(Problem description) From the post on manipulating and comparing strings, reproduce word for word the part that opens with the words containing "I need to get" and closes with "IndexOf or similar.".

(Selected extract)

%%

Best way to manipulate and compare strings

Posted by vtortola on Stack Overflow See other posts from Stack Overflow or by vtortola
Published on 2010-04-08T17:56:00Z Indexed on 2010/04/08 18:03 UTC
Read the original article Hit count: 450

Filed under:
|
|
|

I'm developing a REST service, so a request could be something like this:

/Data/Main/Table=Customers/

I need to get the segments one by one, and for each segment I will decide wich object I'm going to use, after I'll pass to that object the rest of the query so it can decide what to do next. Basically, the REST query is a path on a tree :P

This imply lots String operations (depending on the query complexity), but StringBuilder is useful just for concatenations and remove, you cannot perform a search with IndexOf or similar.

I've developed this class that fulfill my requirement, but the problem is that is manipulating Strings, so every time I get one segment ... I'll create extra Strings because String is an inmutable data type:

public class RESTQueryParser
{
    String _query;

    public RESTQueryParser(String query)

%%

Page segmentation data
%%

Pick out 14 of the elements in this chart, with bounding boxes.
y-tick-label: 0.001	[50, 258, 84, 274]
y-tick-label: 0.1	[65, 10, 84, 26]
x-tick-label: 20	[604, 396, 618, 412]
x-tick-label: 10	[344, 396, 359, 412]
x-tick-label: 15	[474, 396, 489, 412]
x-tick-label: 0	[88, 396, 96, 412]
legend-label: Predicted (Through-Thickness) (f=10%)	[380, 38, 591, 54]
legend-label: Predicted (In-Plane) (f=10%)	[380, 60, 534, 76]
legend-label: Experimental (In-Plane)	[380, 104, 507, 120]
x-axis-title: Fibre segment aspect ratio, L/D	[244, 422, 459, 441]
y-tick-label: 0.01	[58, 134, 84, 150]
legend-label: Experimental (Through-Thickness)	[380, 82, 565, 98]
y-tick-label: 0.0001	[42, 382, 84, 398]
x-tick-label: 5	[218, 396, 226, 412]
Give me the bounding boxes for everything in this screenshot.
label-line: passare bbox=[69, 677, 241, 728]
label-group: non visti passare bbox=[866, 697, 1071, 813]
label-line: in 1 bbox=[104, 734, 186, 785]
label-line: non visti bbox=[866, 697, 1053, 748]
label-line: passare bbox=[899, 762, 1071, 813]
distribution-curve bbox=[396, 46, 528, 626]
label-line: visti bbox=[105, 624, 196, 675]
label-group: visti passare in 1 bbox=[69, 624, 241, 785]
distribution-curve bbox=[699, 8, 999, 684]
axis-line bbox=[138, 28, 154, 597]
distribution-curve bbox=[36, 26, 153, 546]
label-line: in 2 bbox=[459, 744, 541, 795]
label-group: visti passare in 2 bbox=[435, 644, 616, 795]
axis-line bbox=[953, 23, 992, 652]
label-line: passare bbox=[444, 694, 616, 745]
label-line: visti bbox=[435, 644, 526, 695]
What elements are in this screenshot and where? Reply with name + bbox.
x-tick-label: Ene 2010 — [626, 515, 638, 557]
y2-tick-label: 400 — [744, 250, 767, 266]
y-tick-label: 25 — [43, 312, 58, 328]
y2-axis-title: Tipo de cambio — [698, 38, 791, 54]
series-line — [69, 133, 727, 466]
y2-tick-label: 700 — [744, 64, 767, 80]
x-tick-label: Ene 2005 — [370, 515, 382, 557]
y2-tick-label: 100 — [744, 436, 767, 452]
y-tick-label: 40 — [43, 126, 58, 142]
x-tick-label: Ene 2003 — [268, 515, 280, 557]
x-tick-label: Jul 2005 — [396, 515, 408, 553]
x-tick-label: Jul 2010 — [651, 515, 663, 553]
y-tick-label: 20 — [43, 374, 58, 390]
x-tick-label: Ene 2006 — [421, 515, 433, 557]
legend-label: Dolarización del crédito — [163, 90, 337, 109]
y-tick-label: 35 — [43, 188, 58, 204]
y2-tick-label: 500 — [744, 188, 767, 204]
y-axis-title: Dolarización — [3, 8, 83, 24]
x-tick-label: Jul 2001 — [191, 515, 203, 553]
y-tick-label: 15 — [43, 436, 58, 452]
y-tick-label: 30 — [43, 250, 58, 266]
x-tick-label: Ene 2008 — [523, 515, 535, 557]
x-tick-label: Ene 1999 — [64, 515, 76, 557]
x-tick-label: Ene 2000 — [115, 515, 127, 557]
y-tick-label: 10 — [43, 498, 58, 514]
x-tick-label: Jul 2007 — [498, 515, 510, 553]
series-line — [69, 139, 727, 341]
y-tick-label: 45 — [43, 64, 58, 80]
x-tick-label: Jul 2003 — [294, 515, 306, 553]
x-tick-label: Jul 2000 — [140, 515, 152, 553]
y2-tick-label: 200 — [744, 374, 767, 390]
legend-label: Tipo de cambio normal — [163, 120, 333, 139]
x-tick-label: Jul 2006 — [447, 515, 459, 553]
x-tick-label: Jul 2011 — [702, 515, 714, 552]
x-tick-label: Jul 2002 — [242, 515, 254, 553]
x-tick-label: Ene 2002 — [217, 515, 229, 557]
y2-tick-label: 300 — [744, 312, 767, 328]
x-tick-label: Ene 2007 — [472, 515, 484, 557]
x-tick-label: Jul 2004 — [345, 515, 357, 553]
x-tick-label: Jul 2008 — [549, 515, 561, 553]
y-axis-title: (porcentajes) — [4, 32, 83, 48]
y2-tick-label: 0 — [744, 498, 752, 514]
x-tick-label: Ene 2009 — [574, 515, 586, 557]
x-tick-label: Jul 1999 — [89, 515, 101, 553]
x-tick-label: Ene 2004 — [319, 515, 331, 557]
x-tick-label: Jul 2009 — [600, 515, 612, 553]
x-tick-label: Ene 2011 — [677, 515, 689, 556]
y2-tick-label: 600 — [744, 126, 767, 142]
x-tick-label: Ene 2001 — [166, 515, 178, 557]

%%

(Task response)
I need to get the segments one by one, and for each segment I will decide wich object I'm going to use, after I'll pass to that object the rest of the query so it can decide what to do next. Basically, the REST query is a path on a tree :P

This imply lots String operations (depending on the query complexity), but StringBuilder is useful just for concatenations and remove, you cannot perform a search with IndexOf or similar.